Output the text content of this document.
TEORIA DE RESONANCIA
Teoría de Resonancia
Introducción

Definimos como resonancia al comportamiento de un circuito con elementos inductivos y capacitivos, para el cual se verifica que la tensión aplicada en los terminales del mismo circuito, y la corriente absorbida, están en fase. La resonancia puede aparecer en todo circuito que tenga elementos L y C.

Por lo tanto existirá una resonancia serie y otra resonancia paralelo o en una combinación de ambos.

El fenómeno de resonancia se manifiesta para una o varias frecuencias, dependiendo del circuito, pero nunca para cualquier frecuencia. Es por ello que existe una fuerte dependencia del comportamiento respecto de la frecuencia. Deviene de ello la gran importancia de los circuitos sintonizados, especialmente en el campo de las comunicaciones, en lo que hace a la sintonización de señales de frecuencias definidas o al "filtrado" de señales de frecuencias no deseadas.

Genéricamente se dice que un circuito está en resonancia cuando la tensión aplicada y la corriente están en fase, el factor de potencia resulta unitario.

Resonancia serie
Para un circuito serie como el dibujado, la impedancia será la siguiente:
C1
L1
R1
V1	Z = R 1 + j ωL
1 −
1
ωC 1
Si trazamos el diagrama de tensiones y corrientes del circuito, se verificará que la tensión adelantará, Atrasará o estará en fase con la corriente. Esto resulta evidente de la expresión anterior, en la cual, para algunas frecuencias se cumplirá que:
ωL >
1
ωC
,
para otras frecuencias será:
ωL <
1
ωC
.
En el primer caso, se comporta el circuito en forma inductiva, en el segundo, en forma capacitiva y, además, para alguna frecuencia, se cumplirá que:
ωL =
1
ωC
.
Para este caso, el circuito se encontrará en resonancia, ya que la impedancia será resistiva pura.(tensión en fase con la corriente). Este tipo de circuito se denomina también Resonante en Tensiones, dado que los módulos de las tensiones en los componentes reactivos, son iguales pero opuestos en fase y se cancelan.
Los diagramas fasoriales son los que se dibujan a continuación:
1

_____

Transcribe every entry word for word.

Task output
Output the text content of this document.
TEORIA DE RESONANCIA
Teoría de Resonancia
Introducción

Definimos como resonancia al comportamiento de un circuito con elementos inductivos y capacitivos, para el cual se verifica que la tensión aplicada en los terminales del mismo circuito, y la corriente absorbida, están en fase. La resonancia puede aparecer en todo circuito que tenga elementos L y C.

Por lo tanto existirá una resonancia serie y otra resonancia paralelo o en una combinación de ambos.

El fenómeno de resonancia se manifiesta para una o varias frecuencias, dependiendo del circuito, pero nunca para cualquier frecuencia. Es por ello que existe una fuerte dependencia del comportamiento respecto de la frecuencia. Deviene de ello la gran importancia de los circuitos sintonizados, especialmente en el campo de las comunicaciones, en lo que hace a la sintonización de señales de frecuencias definidas o al "filtrado" de señales de frecuencias no deseadas.

Genéricamente se dice que un circuito está en resonancia cuando la tensión aplicada y la corriente están en fase, el factor de potencia resulta unitario.

Resonancia serie
Para un circuito serie como el dibujado, la impedancia será la siguiente:
C1
L1
R1
V1	Z = R 1 + j ωL
1 −
1
ωC 1
Si trazamos el diagrama de tensiones y corrientes del circuito, se verificará que la tensión adelantará, Atrasará o estará en fase con la corriente. Esto resulta evidente de la expresión anterior, en la cual, para algunas frecuencias se cumplirá que:
ωL >
1
ωC
,
para otras frecuencias será:
ωL <
1
ωC
.
En el primer caso, se comporta el circuito en forma inductiva, en el segundo, en forma capacitiva y, además, para alguna frecuencia, se cumplirá que:
ωL =
1
ωC
.
Para este caso, el circuito se encontrará en resonancia, ya que la impedancia será resistiva pura.(tensión en fase con la corriente). Este tipo de circuito se denomina también Resonante en Tensiones, dado que los módulos de las tensiones en los componentes reactivos, son iguales pero opuestos en fase y se cancelan.
Los diagramas fasoriales son los que se dibujan a continuación:
1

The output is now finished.